WHAT IS REQUIRED:
Starting at the line with "Read out every word on this page.", transcribe each line through the final one, both included, and add nothing.

Stored records

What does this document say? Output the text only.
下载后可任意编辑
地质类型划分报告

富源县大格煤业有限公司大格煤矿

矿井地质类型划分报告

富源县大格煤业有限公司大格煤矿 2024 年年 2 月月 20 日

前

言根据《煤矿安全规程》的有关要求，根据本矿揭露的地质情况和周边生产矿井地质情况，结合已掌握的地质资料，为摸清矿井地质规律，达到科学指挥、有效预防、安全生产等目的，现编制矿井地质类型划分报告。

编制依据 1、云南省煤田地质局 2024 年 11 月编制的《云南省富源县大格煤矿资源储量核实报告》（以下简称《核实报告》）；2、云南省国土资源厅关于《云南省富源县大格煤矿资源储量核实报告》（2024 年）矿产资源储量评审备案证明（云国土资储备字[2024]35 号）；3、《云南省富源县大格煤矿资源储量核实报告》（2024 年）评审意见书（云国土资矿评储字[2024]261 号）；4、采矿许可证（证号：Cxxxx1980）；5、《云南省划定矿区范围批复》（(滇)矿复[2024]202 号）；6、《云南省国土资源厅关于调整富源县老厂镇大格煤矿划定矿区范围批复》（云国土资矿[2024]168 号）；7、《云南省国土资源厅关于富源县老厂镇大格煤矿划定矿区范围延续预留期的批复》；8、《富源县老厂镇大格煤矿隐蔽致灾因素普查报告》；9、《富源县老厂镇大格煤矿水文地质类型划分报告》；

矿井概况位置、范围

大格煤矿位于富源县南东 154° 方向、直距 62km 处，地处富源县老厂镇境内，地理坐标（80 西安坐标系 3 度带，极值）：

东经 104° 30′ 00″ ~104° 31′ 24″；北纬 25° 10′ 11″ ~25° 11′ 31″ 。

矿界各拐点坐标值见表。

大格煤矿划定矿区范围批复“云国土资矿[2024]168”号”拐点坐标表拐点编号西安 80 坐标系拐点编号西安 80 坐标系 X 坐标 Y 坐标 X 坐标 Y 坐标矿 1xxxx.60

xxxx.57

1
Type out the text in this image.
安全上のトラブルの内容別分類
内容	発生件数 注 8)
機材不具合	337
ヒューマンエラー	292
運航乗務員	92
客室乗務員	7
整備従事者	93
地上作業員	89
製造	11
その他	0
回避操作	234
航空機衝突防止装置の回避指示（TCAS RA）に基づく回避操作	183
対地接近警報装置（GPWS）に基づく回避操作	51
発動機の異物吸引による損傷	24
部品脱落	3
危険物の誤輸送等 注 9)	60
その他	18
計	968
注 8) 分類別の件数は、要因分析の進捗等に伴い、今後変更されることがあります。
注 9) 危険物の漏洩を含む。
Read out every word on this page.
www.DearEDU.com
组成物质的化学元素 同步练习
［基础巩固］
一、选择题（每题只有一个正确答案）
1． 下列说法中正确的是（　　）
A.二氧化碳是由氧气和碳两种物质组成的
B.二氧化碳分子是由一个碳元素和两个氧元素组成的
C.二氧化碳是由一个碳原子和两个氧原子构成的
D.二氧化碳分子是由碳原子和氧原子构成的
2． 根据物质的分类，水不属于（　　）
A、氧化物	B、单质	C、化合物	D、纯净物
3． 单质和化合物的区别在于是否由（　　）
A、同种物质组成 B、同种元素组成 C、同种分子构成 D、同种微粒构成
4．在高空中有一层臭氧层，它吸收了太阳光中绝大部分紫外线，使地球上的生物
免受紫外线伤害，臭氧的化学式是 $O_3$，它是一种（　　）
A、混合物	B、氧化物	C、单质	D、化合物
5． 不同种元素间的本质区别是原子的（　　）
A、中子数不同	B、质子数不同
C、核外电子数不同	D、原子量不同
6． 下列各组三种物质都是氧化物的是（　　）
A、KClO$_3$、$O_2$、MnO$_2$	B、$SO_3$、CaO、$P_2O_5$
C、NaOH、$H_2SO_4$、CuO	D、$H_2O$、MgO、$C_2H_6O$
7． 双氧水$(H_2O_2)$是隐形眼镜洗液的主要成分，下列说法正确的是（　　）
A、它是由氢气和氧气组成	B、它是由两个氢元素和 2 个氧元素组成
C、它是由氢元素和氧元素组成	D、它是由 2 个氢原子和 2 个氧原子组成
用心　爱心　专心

ANSWER:
Read out every word on this page.
www.DearEDU.com
组成物质的化学元素 同步练习
［基础巩固］
一、选择题（每题只有一个正确答案）
1． 下列说法中正确的是（　　）
A.二氧化碳是由氧气和碳两种物质组成的
B.二氧化碳分子是由一个碳元素和两个氧元素组成的
C.二氧化碳是由一个碳原子和两个氧原子构成的
D.二氧化碳分子是由碳原子和氧原子构成的
2． 根据物质的分类，水不属于（　　）
A、氧化物	B、单质	C、化合物	D、纯净物
3． 单质和化合物的区别在于是否由（　　）
A、同种物质组成 B、同种元素组成 C、同种分子构成 D、同种微粒构成
4．在高空中有一层臭氧层，它吸收了太阳光中绝大部分紫外线，使地球上的生物
免受紫外线伤害，臭氧的化学式是 $O_3$，它是一种（　　）
A、混合物	B、氧化物	C、单质	D、化合物
5． 不同种元素间的本质区别是原子的（　　）
A、中子数不同	B、质子数不同
C、核外电子数不同	D、原子量不同
6． 下列各组三种物质都是氧化物的是（　　）
A、KClO$_3$、$O_2$、MnO$_2$	B、$SO_3$、CaO、$P_2O_5$
C、NaOH、$H_2SO_4$、CuO	D、$H_2O$、MgO、$C_2H_6O$
7． 双氧水$(H_2O_2)$是隐形眼镜洗液的主要成分，下列说法正确的是（　　）
A、它是由氢气和氧气组成	B、它是由两个氢元素和 2 个氧元素组成
C、它是由氢元素和氧元素组成	D、它是由 2 个氢原子和 2 个氧原子组成
用心　爱心　专心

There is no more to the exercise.